Recorded data:
-=-=-=-=-

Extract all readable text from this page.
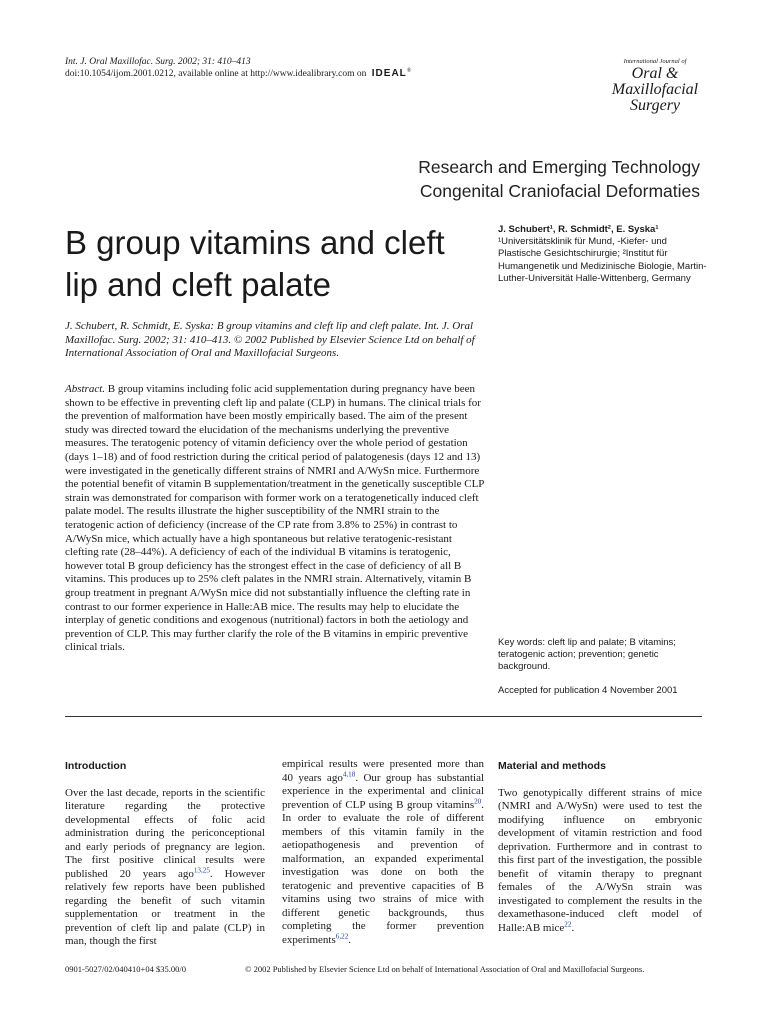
Int. J. Oral Maxillofac. Surg. 2002; 31: 410–413
doi:10.1054/ijom.2001.0212, available online at http://www.idealibrary.com on IDEAL®
International Journal of
Oral &
Maxillofacial
Surgery
Research and Emerging Technology
Congenital Craniofacial Deformaties
B group vitamins and cleft lip and cleft palate
J. Schubert¹, R. Schmidt², E. Syska¹
¹Universitätsklinik für Mund, -Kiefer- und Plastische Gesichtschirurgie; ²Institut für Humangenetik und Medizinische Biologie, Martin-Luther-Universität Halle-Wittenberg, Germany
J. Schubert, R. Schmidt, E. Syska: B group vitamins and cleft lip and cleft palate. Int. J. Oral Maxillofac. Surg. 2002; 31: 410–413. © 2002 Published by Elsevier Science Ltd on behalf of International Association of Oral and Maxillofacial Surgeons.
Abstract. B group vitamins including folic acid supplementation during pregnancy have been shown to be effective in preventing cleft lip and palate (CLP) in humans. The clinical trials for the prevention of malformation have been mostly empirically based. The aim of the present study was directed toward the elucidation of the mechanisms underlying the preventive measures. The teratogenic potency of vitamin deficiency over the whole period of gestation (days 1–18) and of food restriction during the critical period of palatogenesis (days 12 and 13) were investigated in the genetically different strains of NMRI and A/WySn mice. Furthermore the potential benefit of vitamin B supplementation/treatment in the genetically susceptible CLP strain was demonstrated for comparison with former work on a teratogenetically induced cleft palate model. The results illustrate the higher susceptibility of the NMRI strain to the teratogenic action of deficiency (increase of the CP rate from 3.8% to 25%) in contrast to A/WySn mice, which actually have a high spontaneous but relative teratogenic-resistant clefting rate (28–44%). A deficiency of each of the individual B vitamins is teratogenic, however total B group deficiency has the strongest effect in the case of deficiency of all B vitamins. This produces up to 25% cleft palates in the NMRI strain. Alternatively, vitamin B group treatment in pregnant A/WySn mice did not substantially influence the clefting rate in contrast to our former experience in Halle:AB mice. The results may help to elucidate the interplay of genetic conditions and exogenous (nutritional) factors in both the aetiology and prevention of CLP. This may further clarify the role of the B vitamins in empiric preventive clinical trials.	Key words: cleft lip and palate; B vitamins; teratogenic action; prevention; genetic background.
Accepted for publication 4 November 2001
Introduction
Over the last decade, reports in the scientific literature regarding the protective developmental effects of folic acid administration during the periconceptional and early periods of pregnancy are legion. The first positive clinical results were published 20 years ago$^{13,25}$. However relatively few reports have been published regarding the benefit of such vitamin supplementation or treatment in the prevention of cleft lip and palate (CLP) in man, though the first
empirical results were presented more than 40 years ago$^{4,18}$. Our group has substantial experience in the experimental and clinical prevention of CLP using B group vitamins$^{20}$. In order to evaluate the role of different members of this vitamin family in the aetiopathogenesis and prevention of malformation, an expanded experimental investigation was done on both the teratogenic and preventive capacities of B vitamins using two strains of mice with different genetic backgrounds, thus completing the former prevention experiments$^{6,22}$.
Material and methods
Two genotypically different strains of mice (NMRI and A/WySn) were used to test the modifying influence on embryonic development of vitamin restriction and food deprivation. Furthermore and in contrast to this first part of the investigation, the possible benefit of vitamin therapy to pregnant females of the A/WySn strain was investigated to complement the results in the dexamethasone-induced cleft model of Halle:AB mice$^{22}$.
0901-5027/02/040410+04 $35.00/0	© 2002 Published by Elsevier Science Ltd on behalf of International Association of Oral and Maxillofacial Surgeons.
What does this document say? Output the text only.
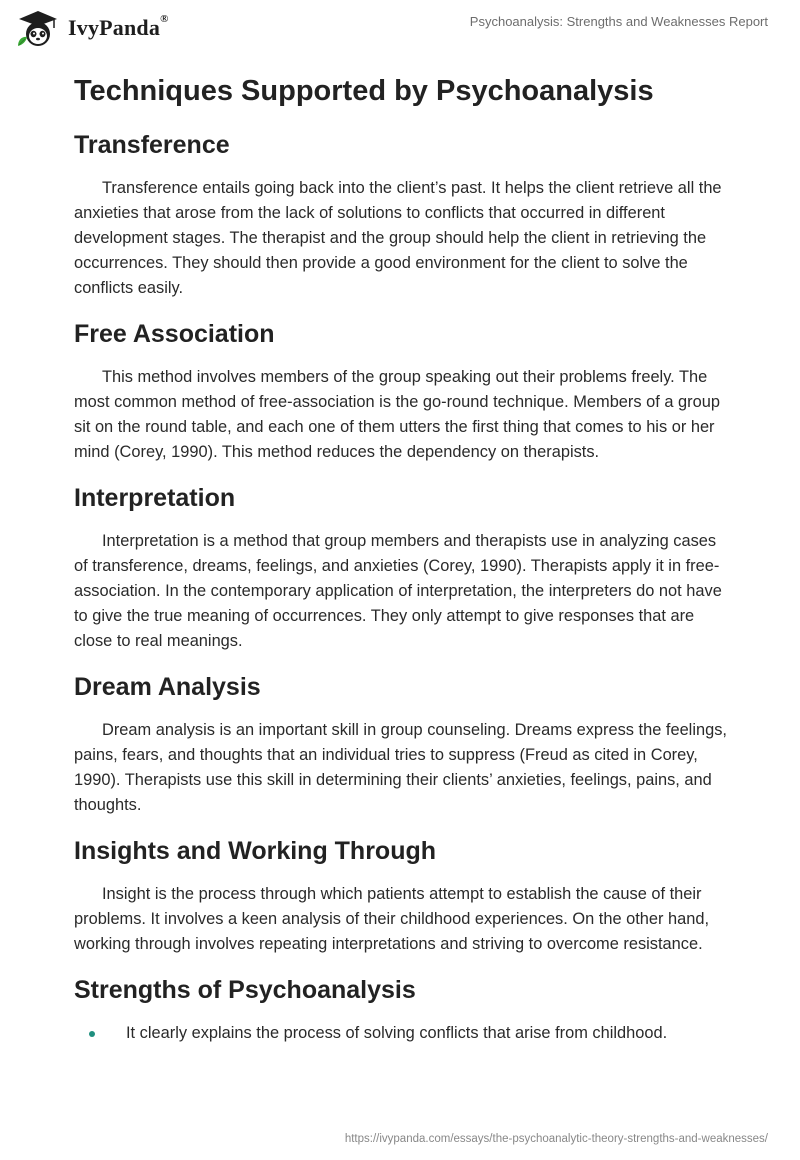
IvyPanda®	Psychoanalysis: Strengths and Weaknesses Report
Techniques Supported by Psychoanalysis
Transference

Transference entails going back into the client’s past. It helps the client retrieve all the anxieties that arose from the lack of solutions to conflicts that occurred in different development stages. The therapist and the group should help the client in retrieving the occurrences. They should then provide a good environment for the client to solve the conflicts easily.

Free Association

This method involves members of the group speaking out their problems freely. The most common method of free-association is the go-round technique. Members of a group sit on the round table, and each one of them utters the first thing that comes to his or her mind (Corey, 1990). This method reduces the dependency on therapists.

Interpretation

Interpretation is a method that group members and therapists use in analyzing cases of transference, dreams, feelings, and anxieties (Corey, 1990). Therapists apply it in free-association. In the contemporary application of interpretation, the interpreters do not have to give the true meaning of occurrences. They only attempt to give responses that are close to real meanings.

Dream Analysis

Dream analysis is an important skill in group counseling. Dreams express the feelings, pains, fears, and thoughts that an individual tries to suppress (Freud as cited in Corey, 1990). Therapists use this skill in determining their clients’ anxieties, feelings, pains, and thoughts.

Insights and Working Through

Insight is the process through which patients attempt to establish the cause of their problems. It involves a keen analysis of their childhood experiences. On the other hand, working through involves repeating interpretations and striving to overcome resistance.

Strengths of Psychoanalysis
It clearly explains the process of solving conflicts that arise from childhood.
https://ivypanda.com/essays/the-psychoanalytic-theory-strengths-and-weaknesses/
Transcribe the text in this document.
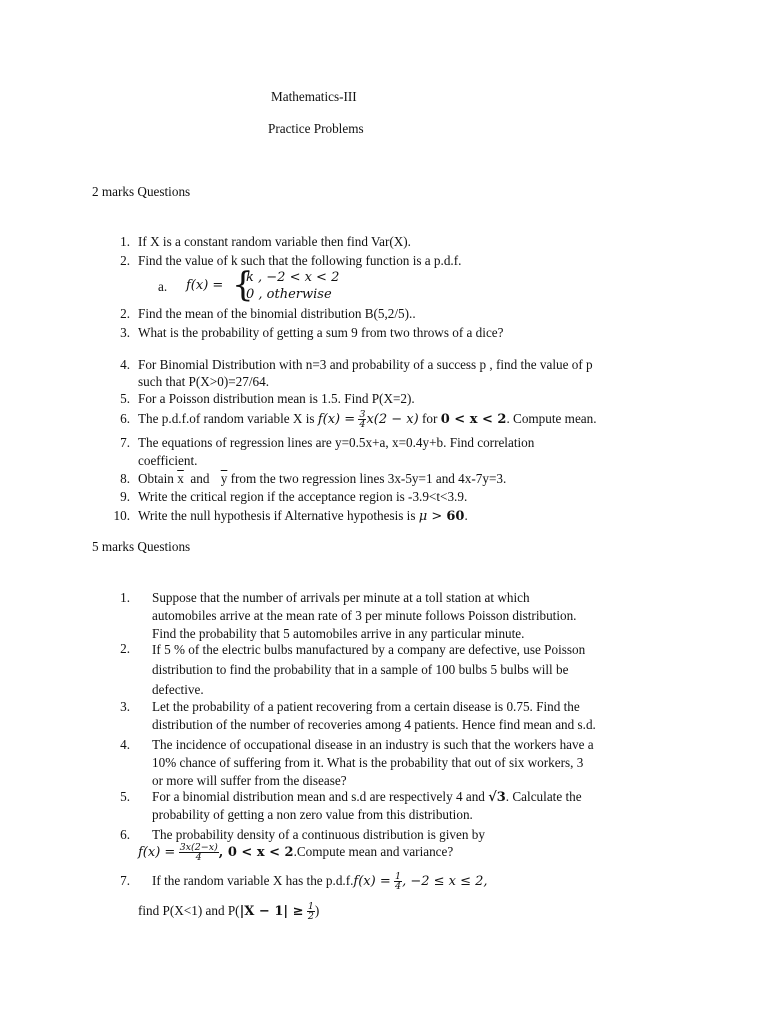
Mathematics-III
Practice Problems
2 marks Questions
1. If X is a constant random variable then find Var(X).
2. Find the value of k such that the following function is a p.d.f.
a. f(x) = {
k , −2 < x < 2
0 , otherwise
2. Find the mean of the binomial distribution B(5,2/5)..
3. What is the probability of getting a sum 9 from two throws of a dice?
4. For Binomial Distribution with n=3 and probability of a success p , find the value of p
such that P(X>0)=27/64.
5. For a Poisson distribution mean is 1.5. Find P(X=2).
6. The p.d.f.of random variable X is $f(x) = \frac{3}{4} x(2 - x)$ for 0 < x < 2. Compute mean.
7. The equations of regression lines are y=0.5x+a, x=0.4y+b. Find correlation
coefficient.
8. Obtain $\overline{x}$  and $\overline{y}$ from the two regression lines 3x-5y=1 and 4x-7y=3.
9. Write the critical region if the acceptance region is -3.9<t<3.9.
10. Write the null hypothesis if Alternative hypothesis is μ > 60.
5 marks Questions
1.	Suppose that the number of arrivals per minute at a toll station at which
automobiles arrive at the mean rate of 3 per minute follows Poisson distribution.
Find the probability that 5 automobiles arrive in any particular minute.
2.	If 5 % of the electric bulbs manufactured by a company are defective, use Poisson
distribution to find the probability that in a sample of 100 bulbs 5 bulbs will be
defective.
3.	Let the probability of a patient recovering from a certain disease is 0.75. Find the
distribution of the number of recoveries among 4 patients. Hence find mean and s.d.
4.	The incidence of occupational disease in an industry is such that the workers have a
10% chance of suffering from it. What is the probability that out of six workers, 3
or more will suffer from the disease?
5.	For a binomial distribution mean and s.d are respectively 4 and √3. Calculate the
probability of getting a non zero value from this distribution.
6.	The probability density of a continuous distribution is given by
$f(x) = \frac{3x(2-x)}{4}$ , 0 < x < 2.Compute mean and variance?
7.	If the random variable X has the $p.d.f.f(x) = \frac{1}{4}$ , −2 ≤ x ≤ 2,
find P(X<1) and $P(|X - 1| \ge \frac{1}{2}$ )
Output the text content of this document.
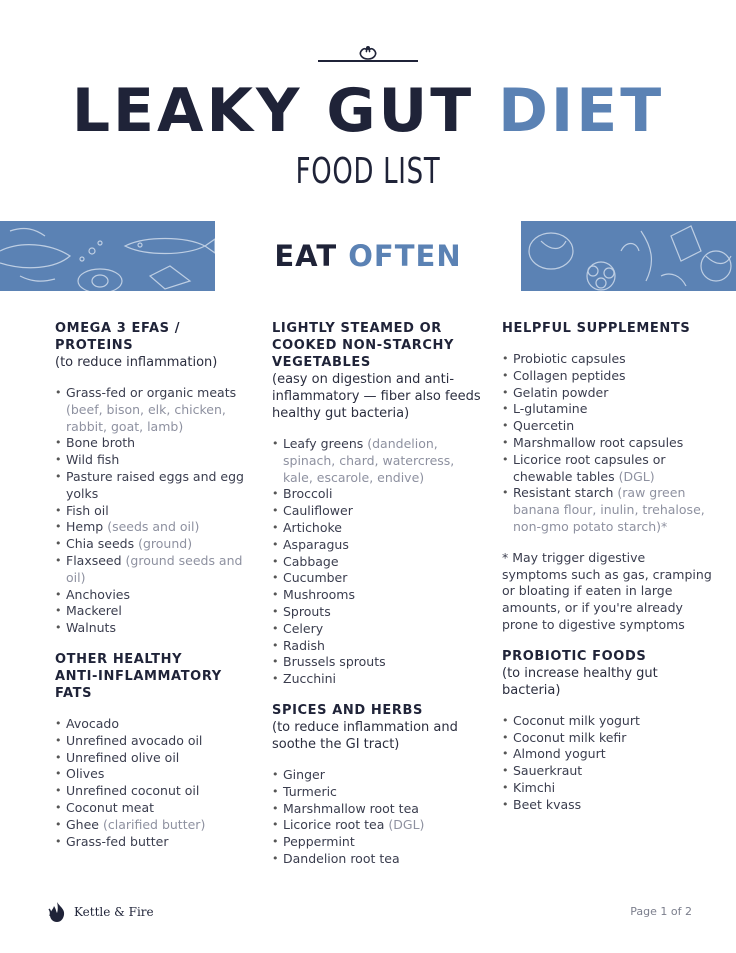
LEAKY GUT DIET
FOOD LIST
EAT OFTEN
OMEGA 3 EFAS /
PROTEINS
(to reduce inflammation)
• Grass-fed or organic meats (beef, bison, elk, chicken, rabbit, goat, lamb)
• Bone broth
• Wild fish
• Pasture raised eggs and egg yolks
• Fish oil
• Hemp (seeds and oil)
• Chia seeds (ground)
• Flaxseed (ground seeds and oil)
• Anchovies
• Mackerel
• Walnuts
OTHER HEALTHY
ANTI-INFLAMMATORY
FATS
• Avocado
• Unrefined avocado oil
• Unrefined olive oil
• Olives
• Unrefined coconut oil
• Coconut meat
• Ghee (clarified butter)
• Grass-fed butter
LIGHTLY STEAMED OR
COOKED NON-STARCHY
VEGETABLES
(easy on digestion and anti-inflammatory — fiber also feeds healthy gut bacteria)
• Leafy greens (dandelion, spinach, chard, watercress, kale, escarole, endive)
• Broccoli
• Cauliflower
• Artichoke
• Asparagus
• Cabbage
• Cucumber
• Mushrooms
• Sprouts
• Celery
• Radish
• Brussels sprouts
• Zucchini
SPICES AND HERBS
(to reduce inflammation and soothe the GI tract)
• Ginger
• Turmeric
• Marshmallow root tea
• Licorice root tea (DGL)
• Peppermint
• Dandelion root tea
HELPFUL SUPPLEMENTS
• Probiotic capsules
• Collagen peptides
• Gelatin powder
• L-glutamine
• Quercetin
• Marshmallow root capsules
• Licorice root capsules or chewable tables (DGL)
• Resistant starch (raw green banana flour, inulin, trehalose, non-gmo potato starch)*
* May trigger digestive symptoms such as gas, cramping or bloating if eaten in large amounts, or if you're already prone to digestive symptoms
PROBIOTIC FOODS
(to increase healthy gut bacteria)
• Coconut milk yogurt
• Coconut milk kefir
• Almond yogurt
• Sauerkraut
• Kimchi
• Beet kvass
Kettle & Fire	Page 1 of 2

-=-=-=-=-

What is required: Work out how many lines in the records contain the word "document", and give that number by itself.

Answer to this task: 3